■ EXERCISE DESCRIPTION
Each line of the listing that contains the word "мова" is to be copied.

Data extracted from a collection
____
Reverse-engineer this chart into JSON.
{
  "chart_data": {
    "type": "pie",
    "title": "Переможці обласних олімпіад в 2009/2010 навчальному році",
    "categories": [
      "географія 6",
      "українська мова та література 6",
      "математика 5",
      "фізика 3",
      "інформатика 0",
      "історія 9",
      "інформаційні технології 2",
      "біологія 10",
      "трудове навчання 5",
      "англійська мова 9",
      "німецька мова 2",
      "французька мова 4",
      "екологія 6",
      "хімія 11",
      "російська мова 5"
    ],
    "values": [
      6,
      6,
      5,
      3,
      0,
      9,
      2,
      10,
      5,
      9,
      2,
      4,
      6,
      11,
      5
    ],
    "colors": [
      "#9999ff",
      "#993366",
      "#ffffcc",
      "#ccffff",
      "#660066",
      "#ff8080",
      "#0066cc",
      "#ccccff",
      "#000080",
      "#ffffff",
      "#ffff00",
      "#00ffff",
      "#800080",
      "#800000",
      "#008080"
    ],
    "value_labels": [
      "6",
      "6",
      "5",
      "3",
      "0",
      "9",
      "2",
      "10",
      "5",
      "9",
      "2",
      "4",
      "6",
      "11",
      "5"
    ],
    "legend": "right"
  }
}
____
■ EXERCISE RESULT
      "українська мова та література 6",
      "англійська мова 9",
      "німецька мова 2",
      "французька мова 4",
      "російська мова 5"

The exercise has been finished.